Task - Transcribe the records that follow, preserving every word.

Part of a data file:
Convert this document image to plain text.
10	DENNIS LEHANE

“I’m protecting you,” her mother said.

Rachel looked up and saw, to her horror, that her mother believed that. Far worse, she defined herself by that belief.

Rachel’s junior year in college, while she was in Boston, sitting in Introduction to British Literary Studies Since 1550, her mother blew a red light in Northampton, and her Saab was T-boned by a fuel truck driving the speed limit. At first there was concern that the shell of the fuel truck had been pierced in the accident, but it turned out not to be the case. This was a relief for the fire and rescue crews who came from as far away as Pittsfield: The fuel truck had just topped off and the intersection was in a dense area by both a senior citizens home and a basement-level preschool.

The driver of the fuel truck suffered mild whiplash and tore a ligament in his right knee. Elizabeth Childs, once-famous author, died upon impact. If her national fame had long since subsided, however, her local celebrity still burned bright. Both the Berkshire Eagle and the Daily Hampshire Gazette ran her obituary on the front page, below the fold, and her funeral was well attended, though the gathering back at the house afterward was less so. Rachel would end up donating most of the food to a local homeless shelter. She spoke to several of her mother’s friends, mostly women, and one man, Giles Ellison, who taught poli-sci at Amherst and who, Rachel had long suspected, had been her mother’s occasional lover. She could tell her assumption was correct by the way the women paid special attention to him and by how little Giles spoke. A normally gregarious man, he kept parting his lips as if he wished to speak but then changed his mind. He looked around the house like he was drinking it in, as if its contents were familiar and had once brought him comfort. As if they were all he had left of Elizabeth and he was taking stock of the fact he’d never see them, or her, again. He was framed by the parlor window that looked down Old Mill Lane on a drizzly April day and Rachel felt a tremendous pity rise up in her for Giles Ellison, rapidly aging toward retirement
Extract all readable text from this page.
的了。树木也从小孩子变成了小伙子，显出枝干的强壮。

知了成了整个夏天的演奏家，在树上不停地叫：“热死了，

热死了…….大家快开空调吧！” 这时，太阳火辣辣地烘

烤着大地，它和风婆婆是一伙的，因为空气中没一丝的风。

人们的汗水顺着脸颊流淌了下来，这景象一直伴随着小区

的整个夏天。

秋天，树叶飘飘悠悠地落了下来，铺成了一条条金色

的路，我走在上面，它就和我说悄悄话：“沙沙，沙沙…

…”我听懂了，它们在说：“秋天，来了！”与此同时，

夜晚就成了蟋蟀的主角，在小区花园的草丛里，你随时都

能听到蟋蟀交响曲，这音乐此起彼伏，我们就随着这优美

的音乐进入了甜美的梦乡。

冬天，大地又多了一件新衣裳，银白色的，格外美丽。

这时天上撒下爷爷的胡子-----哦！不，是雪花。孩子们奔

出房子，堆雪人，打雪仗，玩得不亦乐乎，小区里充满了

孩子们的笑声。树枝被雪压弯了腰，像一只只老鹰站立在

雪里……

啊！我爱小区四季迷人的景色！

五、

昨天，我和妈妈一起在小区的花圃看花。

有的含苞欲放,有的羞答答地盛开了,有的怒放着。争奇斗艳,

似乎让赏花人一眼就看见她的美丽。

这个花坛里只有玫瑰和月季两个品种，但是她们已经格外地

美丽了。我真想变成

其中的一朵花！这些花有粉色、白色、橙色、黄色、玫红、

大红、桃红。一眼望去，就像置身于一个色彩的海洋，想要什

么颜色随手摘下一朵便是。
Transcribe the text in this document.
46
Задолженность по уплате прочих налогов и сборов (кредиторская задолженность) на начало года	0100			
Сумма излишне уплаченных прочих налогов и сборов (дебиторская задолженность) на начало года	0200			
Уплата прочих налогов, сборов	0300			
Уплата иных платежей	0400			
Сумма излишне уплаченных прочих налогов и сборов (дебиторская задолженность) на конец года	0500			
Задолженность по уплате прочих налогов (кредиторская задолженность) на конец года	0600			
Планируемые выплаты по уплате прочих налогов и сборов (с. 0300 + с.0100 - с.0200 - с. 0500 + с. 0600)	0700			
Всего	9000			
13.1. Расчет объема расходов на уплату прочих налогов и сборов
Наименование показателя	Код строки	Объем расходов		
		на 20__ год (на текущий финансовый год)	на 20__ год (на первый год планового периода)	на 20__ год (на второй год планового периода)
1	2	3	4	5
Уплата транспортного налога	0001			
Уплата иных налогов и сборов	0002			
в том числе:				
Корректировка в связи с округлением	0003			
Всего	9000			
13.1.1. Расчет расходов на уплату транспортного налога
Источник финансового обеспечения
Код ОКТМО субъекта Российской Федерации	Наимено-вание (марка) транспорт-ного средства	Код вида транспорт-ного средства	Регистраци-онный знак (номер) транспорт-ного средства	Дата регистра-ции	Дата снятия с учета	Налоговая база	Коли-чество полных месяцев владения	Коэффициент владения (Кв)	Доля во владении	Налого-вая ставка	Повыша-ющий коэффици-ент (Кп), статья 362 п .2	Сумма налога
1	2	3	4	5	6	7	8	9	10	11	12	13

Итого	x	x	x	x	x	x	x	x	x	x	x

Problem solution -
Convert this document image to plain text.
10	DENNIS LEHANE

“I’m protecting you,” her mother said.

Rachel looked up and saw, to her horror, that her mother believed that. Far worse, she defined herself by that belief.

Rachel’s junior year in college, while she was in Boston, sitting in Introduction to British Literary Studies Since 1550, her mother blew a red light in Northampton, and her Saab was T-boned by a fuel truck driving the speed limit. At first there was concern that the shell of the fuel truck had been pierced in the accident, but it turned out not to be the case. This was a relief for the fire and rescue crews who came from as far away as Pittsfield: The fuel truck had just topped off and the intersection was in a dense area by both a senior citizens home and a basement-level preschool.

The driver of the fuel truck suffered mild whiplash and tore a ligament in his right knee. Elizabeth Childs, once-famous author, died upon impact. If her national fame had long since subsided, however, her local celebrity still burned bright. Both the Berkshire Eagle and the Daily Hampshire Gazette ran her obituary on the front page, below the fold, and her funeral was well attended, though the gathering back at the house afterward was less so. Rachel would end up donating most of the food to a local homeless shelter. She spoke to several of her mother’s friends, mostly women, and one man, Giles Ellison, who taught poli-sci at Amherst and who, Rachel had long suspected, had been her mother’s occasional lover. She could tell her assumption was correct by the way the women paid special attention to him and by how little Giles spoke. A normally gregarious man, he kept parting his lips as if he wished to speak but then changed his mind. He looked around the house like he was drinking it in, as if its contents were familiar and had once brought him comfort. As if they were all he had left of Elizabeth and he was taking stock of the fact he’d never see them, or her, again. He was framed by the parlor window that looked down Old Mill Lane on a drizzly April day and Rachel felt a tremendous pity rise up in her for Giles Ellison, rapidly aging toward retirement
Extract all readable text from this page.
的了。树木也从小孩子变成了小伙子，显出枝干的强壮。

知了成了整个夏天的演奏家，在树上不停地叫：“热死了，

热死了…….大家快开空调吧！” 这时，太阳火辣辣地烘

烤着大地，它和风婆婆是一伙的，因为空气中没一丝的风。

人们的汗水顺着脸颊流淌了下来，这景象一直伴随着小区

的整个夏天。

秋天，树叶飘飘悠悠地落了下来，铺成了一条条金色

的路，我走在上面，它就和我说悄悄话：“沙沙，沙沙…

…”我听懂了，它们在说：“秋天，来了！”与此同时，

夜晚就成了蟋蟀的主角，在小区花园的草丛里，你随时都

能听到蟋蟀交响曲，这音乐此起彼伏，我们就随着这优美

的音乐进入了甜美的梦乡。

冬天，大地又多了一件新衣裳，银白色的，格外美丽。

这时天上撒下爷爷的胡子-----哦！不，是雪花。孩子们奔

出房子，堆雪人，打雪仗，玩得不亦乐乎，小区里充满了

孩子们的笑声。树枝被雪压弯了腰，像一只只老鹰站立在

雪里……

啊！我爱小区四季迷人的景色！

五、

昨天，我和妈妈一起在小区的花圃看花。

有的含苞欲放,有的羞答答地盛开了,有的怒放着。争奇斗艳,

似乎让赏花人一眼就看见她的美丽。

这个花坛里只有玫瑰和月季两个品种，但是她们已经格外地

美丽了。我真想变成

其中的一朵花！这些花有粉色、白色、橙色、黄色、玫红、

大红、桃红。一眼望去，就像置身于一个色彩的海洋，想要什

么颜色随手摘下一朵便是。
Transcribe the text in this document.
46
Задолженность по уплате прочих налогов и сборов (кредиторская задолженность) на начало года	0100			
Сумма излишне уплаченных прочих налогов и сборов (дебиторская задолженность) на начало года	0200			
Уплата прочих налогов, сборов	0300			
Уплата иных платежей	0400			
Сумма излишне уплаченных прочих налогов и сборов (дебиторская задолженность) на конец года	0500			
Задолженность по уплате прочих налогов (кредиторская задолженность) на конец года	0600			
Планируемые выплаты по уплате прочих налогов и сборов (с. 0300 + с.0100 - с.0200 - с. 0500 + с. 0600)	0700			
Всего	9000			
13.1. Расчет объема расходов на уплату прочих налогов и сборов
Наименование показателя	Код строки	Объем расходов		
		на 20__ год (на текущий финансовый год)	на 20__ год (на первый год планового периода)	на 20__ год (на второй год планового периода)
1	2	3	4	5
Уплата транспортного налога	0001			
Уплата иных налогов и сборов	0002			
в том числе:				
Корректировка в связи с округлением	0003			
Всего	9000			
13.1.1. Расчет расходов на уплату транспортного налога
Источник финансового обеспечения
Код ОКТМО субъекта Российской Федерации	Наимено-вание (марка) транспорт-ного средства	Код вида транспорт-ного средства	Регистраци-онный знак (номер) транспорт-ного средства	Дата регистра-ции	Дата снятия с учета	Налоговая база	Коли-чество полных месяцев владения	Коэффициент владения (Кв)	Доля во владении	Налого-вая ставка	Повыша-ющий коэффици-ент (Кп), статья 362 п .2	Сумма налога
1	2	3	4	5	6	7	8	9	10	11	12	13

Итого	x	x	x	x	x	x	x	x	x	x	x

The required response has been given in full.